EXERCISE GOAL: Out of the lines below, please list those that hold the string "PARNALL".

(Stored data)
<<<<
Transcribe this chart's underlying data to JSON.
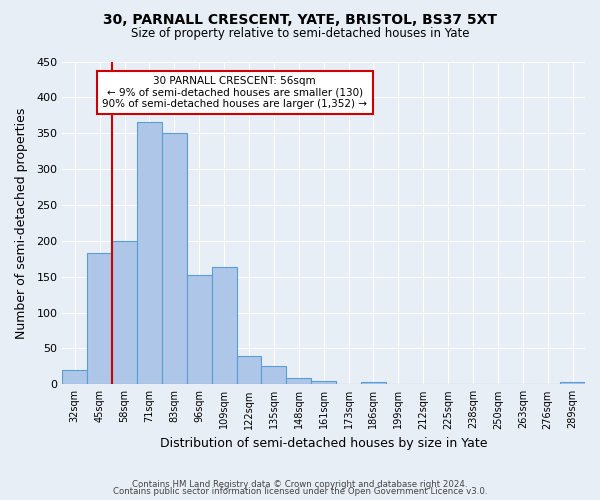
{
  "title": "30, PARNALL CRESCENT, YATE, BRISTOL, BS37 5XT",
  "subtitle": "Size of property relative to semi-detached houses in Yate",
  "xlabel": "Distribution of semi-detached houses by size in Yate",
  "ylabel": "Number of semi-detached properties",
  "bin_labels": [
    "32sqm",
    "45sqm",
    "58sqm",
    "71sqm",
    "83sqm",
    "96sqm",
    "109sqm",
    "122sqm",
    "135sqm",
    "148sqm",
    "161sqm",
    "173sqm",
    "186sqm",
    "199sqm",
    "212sqm",
    "225sqm",
    "238sqm",
    "250sqm",
    "263sqm",
    "276sqm",
    "289sqm"
  ],
  "bar_heights": [
    20,
    183,
    200,
    365,
    350,
    152,
    163,
    40,
    25,
    9,
    5,
    0,
    3,
    0,
    0,
    0,
    0,
    0,
    0,
    0,
    3
  ],
  "bar_color": "#aec6e8",
  "bar_edgecolor": "#5a9fd4",
  "background_color": "#e8eef5",
  "grid_color": "#ffffff",
  "property_line_label": "30 PARNALL CRESCENT: 56sqm",
  "annotation_smaller": "← 9% of semi-detached houses are smaller (130)",
  "annotation_larger": "90% of semi-detached houses are larger (1,352) →",
  "annotation_box_color": "#ffffff",
  "annotation_box_edgecolor": "#cc0000",
  "red_line_color": "#cc0000",
  "red_line_x": 1.5,
  "ylim": [
    0,
    450
  ],
  "yticks": [
    0,
    50,
    100,
    150,
    200,
    250,
    300,
    350,
    400,
    450
  ],
  "footer1": "Contains HM Land Registry data © Crown copyright and database right 2024.",
  "footer2": "Contains public sector information licensed under the Open Government Licence v3.0."
}
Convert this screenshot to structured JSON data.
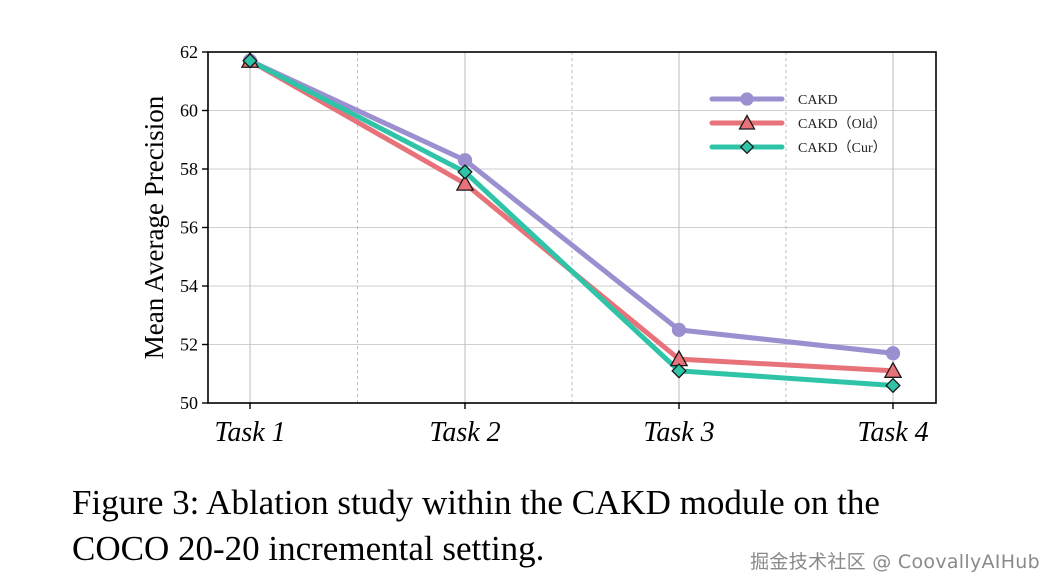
{
  "chart_data": {
    "type": "line",
    "categories": [
      "Task 1",
      "Task 2",
      "Task 3",
      "Task 4"
    ],
    "ylabel": "Mean Average Precision",
    "xlabel": "",
    "ylim": [
      50,
      62
    ],
    "yticks": [
      50,
      52,
      54,
      56,
      58,
      60,
      62
    ],
    "grid": true,
    "legend_position": "top-right",
    "series": [
      {
        "name": "CAKD",
        "values": [
          61.7,
          58.3,
          52.5,
          51.7
        ],
        "color": "#9b8fd0",
        "marker": "circle"
      },
      {
        "name": "CAKD（Old）",
        "values": [
          61.7,
          57.5,
          51.5,
          51.1
        ],
        "color": "#e8727a",
        "marker": "triangle"
      },
      {
        "name": "CAKD（Cur）",
        "values": [
          61.7,
          57.9,
          51.1,
          50.6
        ],
        "color": "#2fc4a8",
        "marker": "diamond"
      }
    ]
  },
  "caption": {
    "line1": "Figure 3: Ablation study within the CAKD module on the",
    "line2": "COCO 20-20 incremental setting."
  },
  "watermark": "掘金技术社区 @ CoovallyAIHub"
}
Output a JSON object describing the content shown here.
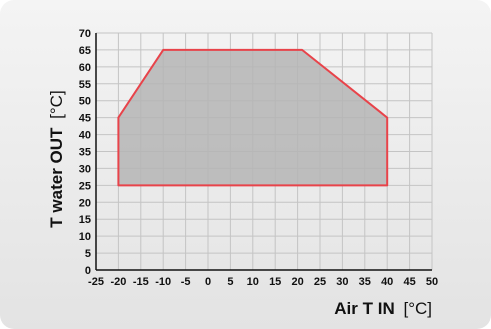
{
  "chart_data": {
    "type": "area",
    "title": "",
    "xlabel_bold": "Air T IN",
    "xlabel_unit": "[°C]",
    "ylabel_bold": "T water OUT",
    "ylabel_unit": "[°C]",
    "xlim": [
      -25,
      50
    ],
    "ylim": [
      0,
      70
    ],
    "x_ticks": [
      -25,
      -20,
      -15,
      -10,
      -5,
      0,
      5,
      10,
      15,
      20,
      25,
      30,
      35,
      40,
      45,
      50
    ],
    "y_ticks": [
      0,
      5,
      10,
      15,
      20,
      25,
      30,
      35,
      40,
      45,
      50,
      55,
      60,
      65,
      70
    ],
    "grid": true,
    "series": [
      {
        "points": [
          {
            "x": -20,
            "y": 25
          },
          {
            "x": -20,
            "y": 45
          },
          {
            "x": -10,
            "y": 65
          },
          {
            "x": 21,
            "y": 65
          },
          {
            "x": 40,
            "y": 45
          },
          {
            "x": 40,
            "y": 25
          }
        ]
      }
    ],
    "colors": {
      "outline": "#e8434a",
      "fill": "#b5b5b5",
      "grid": "#c4c4c4",
      "axis": "#111111"
    }
  }
}
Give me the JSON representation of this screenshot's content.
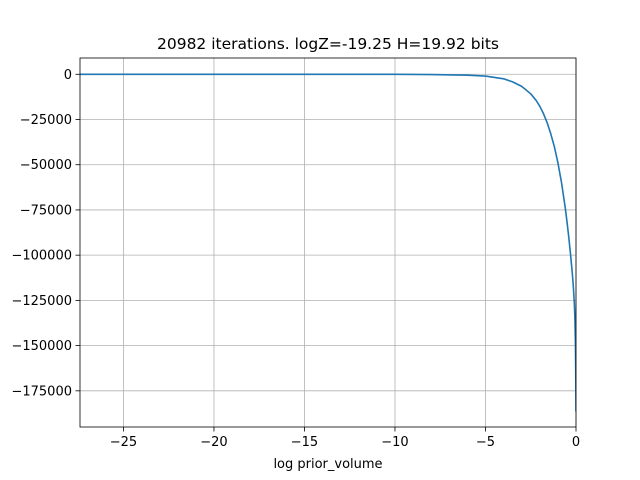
{
  "chart_data": {
    "type": "line",
    "title": "20982 iterations. logZ=-19.25 H=19.92 bits",
    "xlabel": "log prior_volume",
    "ylabel": "",
    "xlim": [
      -27.4,
      0
    ],
    "ylim": [
      -195000,
      9000
    ],
    "grid": true,
    "x_ticks": [
      -25,
      -20,
      -15,
      -10,
      -5,
      0
    ],
    "x_tick_labels": [
      "−25",
      "−20",
      "−15",
      "−10",
      "−5",
      "0"
    ],
    "y_ticks": [
      0,
      -25000,
      -50000,
      -75000,
      -100000,
      -125000,
      -150000,
      -175000
    ],
    "y_tick_labels": [
      "0",
      "−25000",
      "−50000",
      "−75000",
      "−100000",
      "−125000",
      "−150000",
      "−175000"
    ],
    "series": [
      {
        "color": "#1f77b4",
        "x": [
          -27.4,
          -25,
          -20,
          -15,
          -10,
          -8,
          -6,
          -5,
          -4,
          -3.5,
          -3,
          -2.5,
          -2.2,
          -2,
          -1.8,
          -1.6,
          -1.4,
          -1.2,
          -1.0,
          -0.8,
          -0.6,
          -0.5,
          -0.4,
          -0.3,
          -0.2,
          -0.15,
          -0.1,
          -0.06,
          -0.03,
          -0.01,
          0
        ],
        "y": [
          0,
          0,
          0,
          0,
          -20,
          -150,
          -500,
          -1000,
          -2500,
          -4200,
          -6700,
          -10800,
          -14500,
          -17700,
          -21700,
          -26600,
          -32700,
          -39900,
          -48900,
          -59900,
          -73400,
          -81300,
          -90000,
          -99700,
          -110500,
          -117000,
          -125000,
          -135000,
          -150000,
          -170000,
          -186000
        ]
      }
    ]
  }
}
>>>>
TASK ANSWER:
  "title": "30, PARNALL CRESCENT, YATE, BRISTOL, BS37 5XT",
  "property_line_label": "30 PARNALL CRESCENT: 56sqm",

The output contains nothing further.